*Direction*:
Count the lines below that contain the word "spectrogram", and report only that number.

## start Entries supplied

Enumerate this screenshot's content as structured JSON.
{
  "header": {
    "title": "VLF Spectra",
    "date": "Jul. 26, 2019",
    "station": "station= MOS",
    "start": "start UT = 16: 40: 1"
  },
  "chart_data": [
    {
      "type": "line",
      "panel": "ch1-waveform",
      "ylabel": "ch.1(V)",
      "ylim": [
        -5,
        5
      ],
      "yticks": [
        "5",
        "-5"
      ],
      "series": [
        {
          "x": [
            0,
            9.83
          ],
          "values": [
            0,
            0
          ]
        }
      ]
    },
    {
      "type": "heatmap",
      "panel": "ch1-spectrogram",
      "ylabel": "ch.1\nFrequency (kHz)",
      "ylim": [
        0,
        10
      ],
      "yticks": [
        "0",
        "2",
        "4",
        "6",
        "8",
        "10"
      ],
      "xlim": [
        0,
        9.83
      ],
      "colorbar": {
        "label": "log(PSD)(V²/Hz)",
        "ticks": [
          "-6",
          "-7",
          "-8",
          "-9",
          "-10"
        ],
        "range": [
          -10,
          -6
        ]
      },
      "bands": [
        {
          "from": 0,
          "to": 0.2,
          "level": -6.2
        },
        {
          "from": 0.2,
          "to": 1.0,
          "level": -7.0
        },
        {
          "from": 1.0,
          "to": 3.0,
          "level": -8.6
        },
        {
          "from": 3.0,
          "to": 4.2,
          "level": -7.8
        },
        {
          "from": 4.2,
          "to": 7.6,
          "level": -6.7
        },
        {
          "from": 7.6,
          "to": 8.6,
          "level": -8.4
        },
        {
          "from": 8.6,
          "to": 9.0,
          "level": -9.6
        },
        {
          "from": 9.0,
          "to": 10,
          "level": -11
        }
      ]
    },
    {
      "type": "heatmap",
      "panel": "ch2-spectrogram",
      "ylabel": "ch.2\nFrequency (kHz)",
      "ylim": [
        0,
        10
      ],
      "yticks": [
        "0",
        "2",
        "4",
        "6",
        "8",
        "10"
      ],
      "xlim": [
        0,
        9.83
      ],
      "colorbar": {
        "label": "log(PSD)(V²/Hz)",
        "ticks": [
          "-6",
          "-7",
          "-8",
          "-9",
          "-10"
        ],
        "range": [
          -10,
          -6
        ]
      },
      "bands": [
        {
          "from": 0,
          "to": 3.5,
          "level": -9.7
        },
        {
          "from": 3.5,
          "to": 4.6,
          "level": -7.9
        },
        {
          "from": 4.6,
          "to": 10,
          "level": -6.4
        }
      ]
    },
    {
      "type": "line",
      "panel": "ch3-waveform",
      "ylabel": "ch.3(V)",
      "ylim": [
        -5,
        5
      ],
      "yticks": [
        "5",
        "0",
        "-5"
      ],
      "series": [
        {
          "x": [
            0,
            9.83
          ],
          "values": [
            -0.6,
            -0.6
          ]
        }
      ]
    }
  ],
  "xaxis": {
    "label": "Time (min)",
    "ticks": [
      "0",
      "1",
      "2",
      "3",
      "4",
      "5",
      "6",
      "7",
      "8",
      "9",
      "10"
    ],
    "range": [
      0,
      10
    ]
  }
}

## end Entries supplied

*Answer*:
2